Your objective: Give the data below again exactly as written, without its pictures.

Data:
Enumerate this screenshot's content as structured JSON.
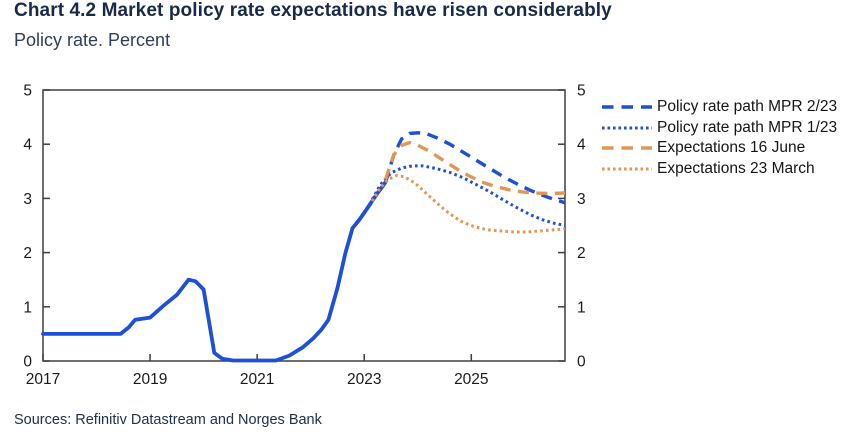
{
  "header": {
    "title": "Chart 4.2 Market policy rate expectations have risen considerably",
    "subtitle": "Policy rate. Percent"
  },
  "source": "Sources: Refinitiv Datastream and Norges Bank",
  "colors": {
    "blue": "#1d4fd7",
    "orange": "#e39556",
    "axis": "#3f3f3f",
    "tick_text": "#1a1a1a"
  },
  "legend": {
    "items": [
      {
        "label": "Policy rate path MPR 2/23",
        "color": "blue",
        "style": "dashed"
      },
      {
        "label": "Policy rate path MPR 1/23",
        "color": "blue",
        "style": "dotted"
      },
      {
        "label": "Expectations 16 June",
        "color": "orange",
        "style": "dashed"
      },
      {
        "label": "Expectations 23 March",
        "color": "orange",
        "style": "dotted"
      }
    ],
    "position": "right"
  },
  "chart_data": {
    "type": "line",
    "title": "Chart 4.2 Market policy rate expectations have risen considerably",
    "subtitle": "Policy rate. Percent",
    "xlabel": "",
    "ylabel": "Percent",
    "xlim": [
      2017,
      2026.75
    ],
    "ylim": [
      0,
      5
    ],
    "x_ticks": [
      2017,
      2019,
      2021,
      2023,
      2025
    ],
    "y_ticks": [
      0,
      1,
      2,
      3,
      4,
      5
    ],
    "y_axis_on_both_sides": true,
    "grid": false,
    "series": [
      {
        "name": "Policy rate (historical)",
        "color": "blue",
        "style": "solid",
        "points": [
          [
            2017.0,
            0.5
          ],
          [
            2018.45,
            0.5
          ],
          [
            2018.6,
            0.62
          ],
          [
            2018.72,
            0.76
          ],
          [
            2019.0,
            0.8
          ],
          [
            2019.25,
            1.02
          ],
          [
            2019.5,
            1.22
          ],
          [
            2019.72,
            1.5
          ],
          [
            2019.85,
            1.47
          ],
          [
            2020.0,
            1.32
          ],
          [
            2020.2,
            0.15
          ],
          [
            2020.35,
            0.04
          ],
          [
            2020.55,
            0.01
          ],
          [
            2021.35,
            0.01
          ],
          [
            2021.6,
            0.1
          ],
          [
            2021.85,
            0.25
          ],
          [
            2022.05,
            0.42
          ],
          [
            2022.2,
            0.58
          ],
          [
            2022.33,
            0.76
          ],
          [
            2022.5,
            1.35
          ],
          [
            2022.65,
            2.0
          ],
          [
            2022.78,
            2.45
          ],
          [
            2022.92,
            2.62
          ],
          [
            2023.08,
            2.85
          ],
          [
            2023.25,
            3.1
          ],
          [
            2023.4,
            3.3
          ]
        ]
      },
      {
        "name": "Policy rate path MPR 2/23",
        "color": "blue",
        "style": "dashed",
        "points": [
          [
            2023.4,
            3.3
          ],
          [
            2023.55,
            3.8
          ],
          [
            2023.7,
            4.1
          ],
          [
            2023.85,
            4.2
          ],
          [
            2024.0,
            4.21
          ],
          [
            2024.15,
            4.2
          ],
          [
            2024.35,
            4.12
          ],
          [
            2024.6,
            4.0
          ],
          [
            2024.85,
            3.85
          ],
          [
            2025.1,
            3.7
          ],
          [
            2025.35,
            3.55
          ],
          [
            2025.6,
            3.4
          ],
          [
            2025.85,
            3.27
          ],
          [
            2026.1,
            3.15
          ],
          [
            2026.35,
            3.05
          ],
          [
            2026.55,
            2.98
          ],
          [
            2026.75,
            2.92
          ]
        ]
      },
      {
        "name": "Policy rate path MPR 1/23",
        "color": "blue",
        "style": "dotted",
        "points": [
          [
            2023.15,
            2.98
          ],
          [
            2023.3,
            3.25
          ],
          [
            2023.5,
            3.47
          ],
          [
            2023.7,
            3.56
          ],
          [
            2023.9,
            3.6
          ],
          [
            2024.1,
            3.6
          ],
          [
            2024.35,
            3.55
          ],
          [
            2024.6,
            3.48
          ],
          [
            2024.85,
            3.38
          ],
          [
            2025.1,
            3.25
          ],
          [
            2025.35,
            3.12
          ],
          [
            2025.6,
            2.97
          ],
          [
            2025.85,
            2.83
          ],
          [
            2026.1,
            2.7
          ],
          [
            2026.35,
            2.6
          ],
          [
            2026.55,
            2.54
          ],
          [
            2026.75,
            2.5
          ]
        ]
      },
      {
        "name": "Expectations 16 June",
        "color": "orange",
        "style": "dashed",
        "points": [
          [
            2023.4,
            3.35
          ],
          [
            2023.55,
            3.8
          ],
          [
            2023.7,
            3.98
          ],
          [
            2023.85,
            4.03
          ],
          [
            2024.0,
            3.98
          ],
          [
            2024.2,
            3.88
          ],
          [
            2024.45,
            3.72
          ],
          [
            2024.7,
            3.56
          ],
          [
            2024.95,
            3.42
          ],
          [
            2025.2,
            3.3
          ],
          [
            2025.45,
            3.22
          ],
          [
            2025.7,
            3.16
          ],
          [
            2025.95,
            3.12
          ],
          [
            2026.2,
            3.1
          ],
          [
            2026.45,
            3.09
          ],
          [
            2026.75,
            3.1
          ]
        ]
      },
      {
        "name": "Expectations 23 March",
        "color": "orange",
        "style": "dotted",
        "points": [
          [
            2023.15,
            2.95
          ],
          [
            2023.3,
            3.2
          ],
          [
            2023.45,
            3.35
          ],
          [
            2023.6,
            3.42
          ],
          [
            2023.75,
            3.4
          ],
          [
            2023.95,
            3.28
          ],
          [
            2024.15,
            3.1
          ],
          [
            2024.35,
            2.92
          ],
          [
            2024.55,
            2.75
          ],
          [
            2024.8,
            2.58
          ],
          [
            2025.05,
            2.48
          ],
          [
            2025.3,
            2.42
          ],
          [
            2025.55,
            2.4
          ],
          [
            2025.8,
            2.38
          ],
          [
            2026.05,
            2.38
          ],
          [
            2026.3,
            2.4
          ],
          [
            2026.55,
            2.42
          ],
          [
            2026.75,
            2.44
          ]
        ]
      }
    ]
  }
}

Problem solution:
Enumerate this screenshot's content as structured JSON.
{
  "header": {
    "title": "Chart 4.2 Market policy rate expectations have risen considerably",
    "subtitle": "Policy rate. Percent"
  },
  "source": "Sources: Refinitiv Datastream and Norges Bank",
  "colors": {
    "blue": "#1d4fd7",
    "orange": "#e39556",
    "axis": "#3f3f3f",
    "tick_text": "#1a1a1a"
  },
  "legend": {
    "items": [
      {
        "label": "Policy rate path MPR 2/23",
        "color": "blue",
        "style": "dashed"
      },
      {
        "label": "Policy rate path MPR 1/23",
        "color": "blue",
        "style": "dotted"
      },
      {
        "label": "Expectations 16 June",
        "color": "orange",
        "style": "dashed"
      },
      {
        "label": "Expectations 23 March",
        "color": "orange",
        "style": "dotted"
      }
    ],
    "position": "right"
  },
  "chart_data": {
    "type": "line",
    "title": "Chart 4.2 Market policy rate expectations have risen considerably",
    "subtitle": "Policy rate. Percent",
    "xlabel": "",
    "ylabel": "Percent",
    "xlim": [
      2017,
      2026.75
    ],
    "ylim": [
      0,
      5
    ],
    "x_ticks": [
      2017,
      2019,
      2021,
      2023,
      2025
    ],
    "y_ticks": [
      0,
      1,
      2,
      3,
      4,
      5
    ],
    "y_axis_on_both_sides": true,
    "grid": false,
    "series": [
      {
        "name": "Policy rate (historical)",
        "color": "blue",
        "style": "solid",
        "points": [
          [
            2017.0,
            0.5
          ],
          [
            2018.45,
            0.5
          ],
          [
            2018.6,
            0.62
          ],
          [
            2018.72,
            0.76
          ],
          [
            2019.0,
            0.8
          ],
          [
            2019.25,
            1.02
          ],
          [
            2019.5,
            1.22
          ],
          [
            2019.72,
            1.5
          ],
          [
            2019.85,
            1.47
          ],
          [
            2020.0,
            1.32
          ],
          [
            2020.2,
            0.15
          ],
          [
            2020.35,
            0.04
          ],
          [
            2020.55,
            0.01
          ],
          [
            2021.35,
            0.01
          ],
          [
            2021.6,
            0.1
          ],
          [
            2021.85,
            0.25
          ],
          [
            2022.05,
            0.42
          ],
          [
            2022.2,
            0.58
          ],
          [
            2022.33,
            0.76
          ],
          [
            2022.5,
            1.35
          ],
          [
            2022.65,
            2.0
          ],
          [
            2022.78,
            2.45
          ],
          [
            2022.92,
            2.62
          ],
          [
            2023.08,
            2.85
          ],
          [
            2023.25,
            3.1
          ],
          [
            2023.4,
            3.3
          ]
        ]
      },
      {
        "name": "Policy rate path MPR 2/23",
        "color": "blue",
        "style": "dashed",
        "points": [
          [
            2023.4,
            3.3
          ],
          [
            2023.55,
            3.8
          ],
          [
            2023.7,
            4.1
          ],
          [
            2023.85,
            4.2
          ],
          [
            2024.0,
            4.21
          ],
          [
            2024.15,
            4.2
          ],
          [
            2024.35,
            4.12
          ],
          [
            2024.6,
            4.0
          ],
          [
            2024.85,
            3.85
          ],
          [
            2025.1,
            3.7
          ],
          [
            2025.35,
            3.55
          ],
          [
            2025.6,
            3.4
          ],
          [
            2025.85,
            3.27
          ],
          [
            2026.1,
            3.15
          ],
          [
            2026.35,
            3.05
          ],
          [
            2026.55,
            2.98
          ],
          [
            2026.75,
            2.92
          ]
        ]
      },
      {
        "name": "Policy rate path MPR 1/23",
        "color": "blue",
        "style": "dotted",
        "points": [
          [
            2023.15,
            2.98
          ],
          [
            2023.3,
            3.25
          ],
          [
            2023.5,
            3.47
          ],
          [
            2023.7,
            3.56
          ],
          [
            2023.9,
            3.6
          ],
          [
            2024.1,
            3.6
          ],
          [
            2024.35,
            3.55
          ],
          [
            2024.6,
            3.48
          ],
          [
            2024.85,
            3.38
          ],
          [
            2025.1,
            3.25
          ],
          [
            2025.35,
            3.12
          ],
          [
            2025.6,
            2.97
          ],
          [
            2025.85,
            2.83
          ],
          [
            2026.1,
            2.7
          ],
          [
            2026.35,
            2.6
          ],
          [
            2026.55,
            2.54
          ],
          [
            2026.75,
            2.5
          ]
        ]
      },
      {
        "name": "Expectations 16 June",
        "color": "orange",
        "style": "dashed",
        "points": [
          [
            2023.4,
            3.35
          ],
          [
            2023.55,
            3.8
          ],
          [
            2023.7,
            3.98
          ],
          [
            2023.85,
            4.03
          ],
          [
            2024.0,
            3.98
          ],
          [
            2024.2,
            3.88
          ],
          [
            2024.45,
            3.72
          ],
          [
            2024.7,
            3.56
          ],
          [
            2024.95,
            3.42
          ],
          [
            2025.2,
            3.3
          ],
          [
            2025.45,
            3.22
          ],
          [
            2025.7,
            3.16
          ],
          [
            2025.95,
            3.12
          ],
          [
            2026.2,
            3.1
          ],
          [
            2026.45,
            3.09
          ],
          [
            2026.75,
            3.1
          ]
        ]
      },
      {
        "name": "Expectations 23 March",
        "color": "orange",
        "style": "dotted",
        "points": [
          [
            2023.15,
            2.95
          ],
          [
            2023.3,
            3.2
          ],
          [
            2023.45,
            3.35
          ],
          [
            2023.6,
            3.42
          ],
          [
            2023.75,
            3.4
          ],
          [
            2023.95,
            3.28
          ],
          [
            2024.15,
            3.1
          ],
          [
            2024.35,
            2.92
          ],
          [
            2024.55,
            2.75
          ],
          [
            2024.8,
            2.58
          ],
          [
            2025.05,
            2.48
          ],
          [
            2025.3,
            2.42
          ],
          [
            2025.55,
            2.4
          ],
          [
            2025.8,
            2.38
          ],
          [
            2026.05,
            2.38
          ],
          [
            2026.3,
            2.4
          ],
          [
            2026.55,
            2.42
          ],
          [
            2026.75,
            2.44
          ]
        ]
      }
    ]
  }
}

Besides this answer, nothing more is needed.